____ Supplied data
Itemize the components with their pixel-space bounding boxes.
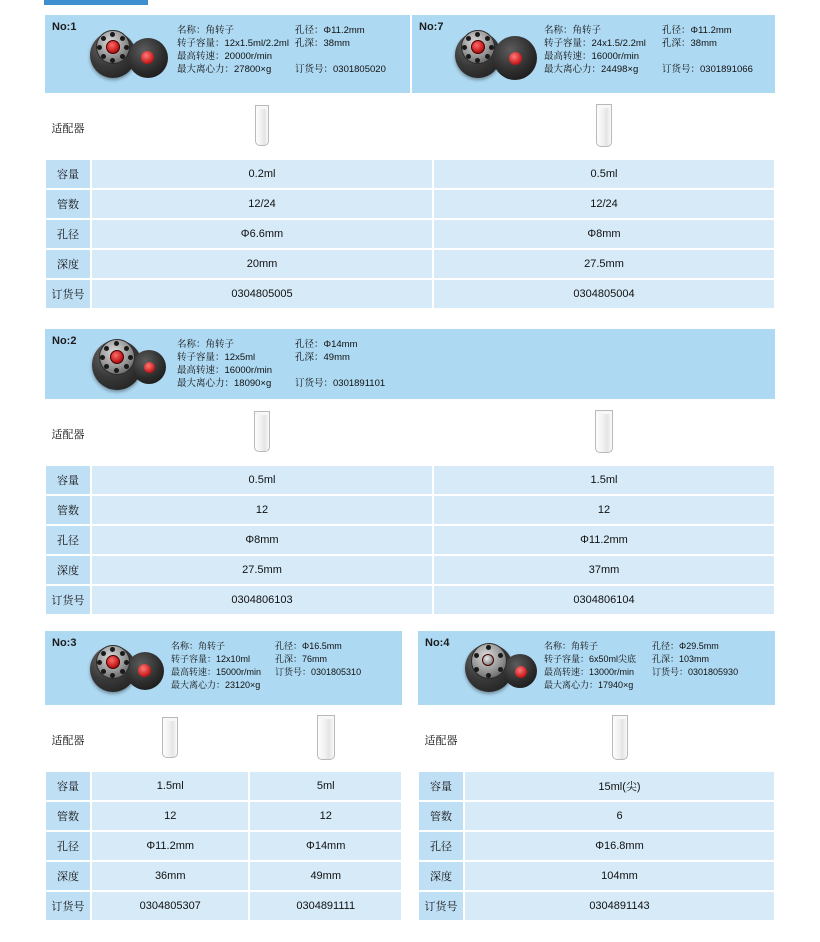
spec-val-holedia: Φ16.5mm [302, 641, 342, 651]
spec-val-name: 角转子 [205, 25, 235, 36]
spec-key-name: 名称： [544, 25, 573, 36]
tube-icon [162, 720, 178, 758]
cell-tube-count: 12 [250, 802, 401, 830]
rotor-spec-no1 [177, 15, 410, 93]
table-row-adapter [46, 710, 401, 770]
spec-key-name: 名称： [177, 25, 206, 36]
table-row-adapter [46, 404, 774, 464]
adapter-cell [250, 710, 401, 770]
rotor-image-no3 [85, 631, 171, 705]
spec-val-rcf: 24498×g [601, 64, 639, 75]
cell-capacity: 0.2ml [92, 160, 432, 188]
adapter-cell [434, 404, 774, 464]
cell-capacity: 0.5ml [92, 466, 432, 494]
rotor-number-label: No:1 [52, 21, 77, 33]
cell-depth: 27.5mm [92, 556, 432, 584]
row-label-order-no: 订货号 [46, 892, 90, 920]
row-label-tube-count: 管数 [46, 496, 90, 524]
table-row [46, 190, 774, 218]
spec-val-partno: 0301891101 [333, 378, 386, 389]
spec-val-name: 角转子 [205, 339, 235, 350]
table-row [46, 280, 774, 308]
row-label-bore: 孔径 [419, 832, 463, 860]
rotor-header-band-2 [44, 328, 776, 400]
rotor-header-no7 [410, 15, 775, 93]
spec-val-partno: 0301891066 [700, 64, 753, 75]
spec-key-holedepth: 孔深： [295, 38, 324, 49]
rotor-block-2 [44, 328, 776, 616]
spec-val-holedia: Φ11.2mm [690, 25, 732, 36]
spec-key-holedepth: 孔深： [652, 654, 680, 664]
row-label-order-no: 订货号 [46, 586, 90, 614]
spec-key-capacity: 转子容量： [544, 38, 592, 49]
spec-key-speed: 最高转速： [544, 51, 592, 62]
rotor-image-no2 [85, 329, 177, 399]
row-label-tube-count: 管数 [46, 802, 90, 830]
spec-key-speed: 最高转速： [171, 667, 217, 677]
row-label-depth: 深度 [46, 556, 90, 584]
adapter-cell [92, 98, 432, 158]
table-row [46, 526, 774, 554]
table-row [46, 250, 774, 278]
spec-key-holedepth: 孔深： [662, 38, 691, 49]
spec-val-rcf: 23120×g [225, 680, 261, 690]
spec-val-speed: 16000r/min [591, 51, 640, 62]
row-label-depth: 深度 [46, 250, 90, 278]
table-row-adapter [46, 98, 774, 158]
rotor-number-label: No:4 [425, 637, 450, 649]
table-row [419, 862, 774, 890]
cell-capacity: 5ml [250, 772, 401, 800]
rotor-block-1 [44, 14, 776, 310]
accent-bar [44, 0, 148, 5]
spec-val-partno: 0301805310 [311, 667, 362, 677]
spec-key-partno: 订货号： [652, 667, 689, 677]
cell-order-no: 0304806104 [434, 586, 774, 614]
spec-val-capacity: 6x50ml尖底 [589, 654, 637, 664]
spec-val-speed: 13000r/min [589, 667, 635, 677]
spec-key-speed: 最高转速： [177, 365, 225, 376]
spec-val-name: 角转子 [571, 641, 599, 651]
row-label-capacity: 容量 [419, 772, 463, 800]
spec-key-rcf: 最大离心力： [544, 64, 602, 75]
table-row [46, 862, 401, 890]
cell-order-no: 0304891111 [250, 892, 401, 920]
spec-val-name: 角转子 [198, 641, 226, 651]
spec-key-rcf: 最大离心力： [177, 378, 235, 389]
table-row [46, 586, 774, 614]
row-label-order-no: 订货号 [46, 280, 90, 308]
row-label-adapter: 适配器 [419, 710, 463, 770]
row-label-bore: 孔径 [46, 220, 90, 248]
cell-capacity: 1.5ml [92, 772, 248, 800]
spec-val-holedia: Φ14mm [323, 339, 358, 350]
spec-val-capacity: 12x10ml [216, 654, 251, 664]
row-label-adapter: 适配器 [46, 98, 90, 158]
spec-val-rcf: 18090×g [234, 378, 272, 389]
spec-val-holedia: Φ11.2mm [323, 25, 365, 36]
table-row [46, 496, 774, 524]
row-label-capacity: 容量 [46, 160, 90, 188]
row-label-depth: 深度 [46, 862, 90, 890]
cell-depth: 27.5mm [434, 250, 774, 278]
spec-key-name: 名称： [171, 641, 199, 651]
row-label-tube-count: 管数 [419, 802, 463, 830]
table-row [419, 892, 774, 920]
row-label-bore: 孔径 [46, 832, 90, 860]
table-row [419, 772, 774, 800]
spec-val-partno: 0301805020 [333, 64, 386, 75]
cell-order-no: 0304805307 [92, 892, 248, 920]
row-label-depth: 深度 [419, 862, 463, 890]
spec-key-rcf: 最大离心力： [177, 64, 235, 75]
rotor-header-band-4 [417, 630, 776, 706]
rotor-header-band-1 [44, 14, 776, 94]
cell-depth: 37mm [434, 556, 774, 584]
tube-icon [596, 107, 612, 147]
table-row [419, 832, 774, 860]
spec-val-speed: 16000r/min [224, 365, 273, 376]
rotor-header-no1 [45, 15, 410, 93]
table-row [46, 556, 774, 584]
cell-bore: Φ8mm [92, 526, 432, 554]
adapter-table-1 [44, 96, 776, 310]
spec-val-name: 角转子 [572, 25, 602, 36]
spec-key-capacity: 转子容量： [171, 654, 217, 664]
spec-val-rcf: 17940×g [598, 680, 634, 690]
table-row [46, 160, 774, 188]
tube-icon [612, 718, 628, 760]
adapter-cell [92, 710, 248, 770]
rotor-header-band-3 [44, 630, 403, 706]
spec-key-name: 名称： [177, 339, 206, 350]
adapter-cell [465, 710, 774, 770]
rotor-spec-no2 [177, 329, 775, 399]
table-row [419, 802, 774, 830]
row-label-capacity: 容量 [46, 772, 90, 800]
cell-bore: Φ14mm [250, 832, 401, 860]
cell-tube-count: 12/24 [92, 190, 432, 218]
tube-icon [255, 108, 269, 146]
rotor-number-label: No:2 [52, 335, 77, 347]
cell-bore: Φ16.8mm [465, 832, 774, 860]
spec-key-holedia: 孔径： [275, 641, 303, 651]
row-label-adapter: 适配器 [46, 404, 90, 464]
rotor-header-no4 [418, 631, 775, 705]
spec-key-partno: 订货号： [295, 64, 334, 75]
cell-capacity: 15ml(尖) [465, 772, 774, 800]
cell-depth: 36mm [92, 862, 248, 890]
spec-val-holedepth: 38mm [690, 38, 717, 49]
row-label-bore: 孔径 [46, 526, 90, 554]
spec-key-holedia: 孔径： [652, 641, 680, 651]
tube-icon [254, 414, 270, 452]
cell-order-no: 0304805004 [434, 280, 774, 308]
spec-key-holedia: 孔径： [662, 25, 691, 36]
cell-depth: 49mm [250, 862, 401, 890]
cell-bore: Φ6.6mm [92, 220, 432, 248]
spec-key-partno: 订货号： [275, 667, 312, 677]
spec-key-capacity: 转子容量： [544, 654, 590, 664]
spec-val-capacity: 12x1.5ml/2.2ml [224, 38, 289, 49]
cell-capacity: 1.5ml [434, 466, 774, 494]
spec-key-name: 名称： [544, 641, 572, 651]
rotor-image-no4 [458, 631, 544, 705]
spec-val-partno: 0301805930 [688, 667, 739, 677]
spec-val-speed: 20000r/min [224, 51, 273, 62]
cell-tube-count: 12 [92, 802, 248, 830]
spec-key-speed: 最高转速： [177, 51, 225, 62]
adapter-table-4 [417, 708, 776, 922]
spec-val-speed: 15000r/min [216, 667, 262, 677]
rotor-image-no1 [85, 15, 177, 93]
rotor-image-no7 [452, 15, 544, 93]
spec-val-holedepth: 49mm [323, 352, 350, 363]
cell-bore: Φ11.2mm [434, 526, 774, 554]
rotor-number-label: No:7 [419, 21, 444, 33]
cell-order-no: 0304806103 [92, 586, 432, 614]
rotor-block-3 [44, 630, 776, 922]
cell-depth: 104mm [465, 862, 774, 890]
rotor-header-no2 [45, 329, 775, 399]
cell-order-no: 0304805005 [92, 280, 432, 308]
rotor-number-label: No:3 [52, 637, 77, 649]
rotor-spec-no3 [171, 631, 402, 705]
cell-tube-count: 12 [434, 496, 774, 524]
row-label-tube-count: 管数 [46, 190, 90, 218]
adapter-cell [92, 404, 432, 464]
table-row [46, 802, 401, 830]
spec-val-holedia: Φ29.5mm [679, 641, 719, 651]
rotor-spec-no4 [544, 631, 775, 705]
spec-key-rcf: 最大离心力： [171, 680, 226, 690]
row-label-order-no: 订货号 [419, 892, 463, 920]
spec-val-rcf: 27800×g [234, 64, 272, 75]
spec-val-holedepth: 76mm [302, 654, 328, 664]
spec-key-holedia: 孔径： [295, 25, 324, 36]
row-label-adapter: 适配器 [46, 710, 90, 770]
adapter-table-3 [44, 708, 403, 922]
cell-depth: 20mm [92, 250, 432, 278]
spec-key-partno: 订货号： [295, 378, 334, 389]
spec-val-holedepth: 38mm [323, 38, 350, 49]
adapter-table-2 [44, 402, 776, 616]
cell-bore: Φ11.2mm [92, 832, 248, 860]
spec-val-holedepth: 103mm [679, 654, 710, 664]
tube-icon [595, 413, 613, 453]
rotor-panel-no3 [44, 630, 403, 922]
cell-tube-count: 12/24 [434, 190, 774, 218]
rotor-header-no3 [45, 631, 402, 705]
spec-key-holedia: 孔径： [295, 339, 324, 350]
spec-key-holedepth: 孔深： [275, 654, 303, 664]
table-row [46, 892, 401, 920]
table-row [46, 220, 774, 248]
table-row [46, 772, 401, 800]
spec-key-capacity: 转子容量： [177, 38, 225, 49]
table-row [46, 832, 401, 860]
table-row-adapter [419, 710, 774, 770]
cell-bore: Φ8mm [434, 220, 774, 248]
spec-key-partno: 订货号： [662, 64, 701, 75]
spec-key-speed: 最高转速： [544, 667, 590, 677]
spec-val-capacity: 12x5ml [224, 352, 256, 363]
adapter-cell [434, 98, 774, 158]
cell-tube-count: 12 [92, 496, 432, 524]
rotor-spec-no7 [544, 15, 775, 93]
cell-tube-count: 6 [465, 802, 774, 830]
table-row [46, 466, 774, 494]
rotor-panel-no4 [417, 630, 776, 922]
spec-key-rcf: 最大离心力： [544, 680, 599, 690]
spec-key-capacity: 转子容量： [177, 352, 225, 363]
tube-icon [317, 718, 335, 760]
cell-order-no: 0304891143 [465, 892, 774, 920]
spec-val-capacity: 24x1.5/2.2ml [591, 38, 646, 49]
cell-capacity: 0.5ml [434, 160, 774, 188]
spec-key-holedepth: 孔深： [295, 352, 324, 363]
row-label-capacity: 容量 [46, 466, 90, 494]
________
**Problem**
Reproduce verbatim the lines of the rows above, beginning at the line that contains "spec-val-holedia: Φ16.5mm [302, 641, 342, 651]" and stopping after the line that contains "spec-key-speed: 最高转速： [544, 51, 592, 62]".

**Answer in full**
spec-val-holedia: Φ16.5mm [302, 641, 342, 651]
spec-val-name: 角转子 [205, 25, 235, 36]
spec-key-name: 名称： [544, 25, 573, 36]
tube-icon [162, 720, 178, 758]
cell-tube-count: 12 [250, 802, 401, 830]
rotor-spec-no1 [177, 15, 410, 93]
table-row-adapter [46, 710, 401, 770]
spec-key-name: 名称： [177, 25, 206, 36]
table-row-adapter [46, 404, 774, 464]
adapter-cell [250, 710, 401, 770]
rotor-image-no3 [85, 631, 171, 705]
spec-val-rcf: 24498×g [601, 64, 639, 75]
cell-capacity: 0.2ml [92, 160, 432, 188]
adapter-cell [434, 404, 774, 464]
cell-capacity: 0.5ml [92, 466, 432, 494]
rotor-number-label: No:1 [52, 21, 77, 33]
cell-depth: 27.5mm [92, 556, 432, 584]
row-label-order-no: 订货号 [46, 892, 90, 920]
row-label-tube-count: 管数 [46, 496, 90, 524]
table-row [46, 190, 774, 218]
spec-val-partno: 0301891101 [333, 378, 386, 389]
spec-val-name: 角转子 [205, 339, 235, 350]
table-row [46, 280, 774, 308]
row-label-bore: 孔径 [419, 832, 463, 860]
rotor-header-band-2 [44, 328, 776, 400]
rotor-header-no7 [410, 15, 775, 93]
spec-val-partno: 0301891066 [700, 64, 753, 75]
spec-key-holedepth: 孔深： [295, 38, 324, 49]
rotor-block-2 [44, 328, 776, 616]
spec-val-holedia: Φ11.2mm [690, 25, 732, 36]
spec-key-holedepth: 孔深： [652, 654, 680, 664]
row-label-order-no: 订货号 [46, 586, 90, 614]
spec-key-capacity: 转子容量： [544, 38, 592, 49]
spec-key-speed: 最高转速： [544, 51, 592, 62]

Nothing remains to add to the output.